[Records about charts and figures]
— Begin —

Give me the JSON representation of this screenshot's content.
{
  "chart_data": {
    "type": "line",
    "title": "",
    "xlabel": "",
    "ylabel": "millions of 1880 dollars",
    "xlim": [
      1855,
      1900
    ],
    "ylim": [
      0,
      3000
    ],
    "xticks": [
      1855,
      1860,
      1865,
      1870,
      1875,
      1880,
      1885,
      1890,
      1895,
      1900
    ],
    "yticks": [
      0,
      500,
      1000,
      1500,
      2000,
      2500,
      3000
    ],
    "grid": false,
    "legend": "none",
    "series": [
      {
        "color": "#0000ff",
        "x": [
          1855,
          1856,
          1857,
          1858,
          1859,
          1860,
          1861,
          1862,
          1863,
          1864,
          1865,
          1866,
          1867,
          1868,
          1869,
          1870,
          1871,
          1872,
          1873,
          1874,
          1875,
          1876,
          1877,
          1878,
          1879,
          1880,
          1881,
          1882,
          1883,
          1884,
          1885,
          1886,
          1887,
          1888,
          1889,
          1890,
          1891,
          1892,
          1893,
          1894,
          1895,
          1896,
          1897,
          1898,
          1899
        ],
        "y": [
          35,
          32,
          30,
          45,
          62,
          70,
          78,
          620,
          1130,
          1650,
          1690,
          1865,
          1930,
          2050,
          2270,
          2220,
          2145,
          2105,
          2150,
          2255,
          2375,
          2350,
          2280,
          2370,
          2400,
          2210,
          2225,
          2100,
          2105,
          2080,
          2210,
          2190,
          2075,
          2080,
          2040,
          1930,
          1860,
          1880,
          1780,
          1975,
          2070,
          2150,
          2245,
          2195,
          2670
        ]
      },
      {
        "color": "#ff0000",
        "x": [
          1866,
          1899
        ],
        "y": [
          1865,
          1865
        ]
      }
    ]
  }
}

— End —

Aim:
Set down all of the data above, word for word.

Response to this task:
Give me the JSON representation of this screenshot's content.
{
  "chart_data": {
    "type": "line",
    "title": "",
    "xlabel": "",
    "ylabel": "millions of 1880 dollars",
    "xlim": [
      1855,
      1900
    ],
    "ylim": [
      0,
      3000
    ],
    "xticks": [
      1855,
      1860,
      1865,
      1870,
      1875,
      1880,
      1885,
      1890,
      1895,
      1900
    ],
    "yticks": [
      0,
      500,
      1000,
      1500,
      2000,
      2500,
      3000
    ],
    "grid": false,
    "legend": "none",
    "series": [
      {
        "color": "#0000ff",
        "x": [
          1855,
          1856,
          1857,
          1858,
          1859,
          1860,
          1861,
          1862,
          1863,
          1864,
          1865,
          1866,
          1867,
          1868,
          1869,
          1870,
          1871,
          1872,
          1873,
          1874,
          1875,
          1876,
          1877,
          1878,
          1879,
          1880,
          1881,
          1882,
          1883,
          1884,
          1885,
          1886,
          1887,
          1888,
          1889,
          1890,
          1891,
          1892,
          1893,
          1894,
          1895,
          1896,
          1897,
          1898,
          1899
        ],
        "y": [
          35,
          32,
          30,
          45,
          62,
          70,
          78,
          620,
          1130,
          1650,
          1690,
          1865,
          1930,
          2050,
          2270,
          2220,
          2145,
          2105,
          2150,
          2255,
          2375,
          2350,
          2280,
          2370,
          2400,
          2210,
          2225,
          2100,
          2105,
          2080,
          2210,
          2190,
          2075,
          2080,
          2040,
          1930,
          1860,
          1880,
          1780,
          1975,
          2070,
          2150,
          2245,
          2195,
          2670
        ]
      },
      {
        "color": "#ff0000",
        "x": [
          1866,
          1899
        ],
        "y": [
          1865,
          1865
        ]
      }
    ]
  }
}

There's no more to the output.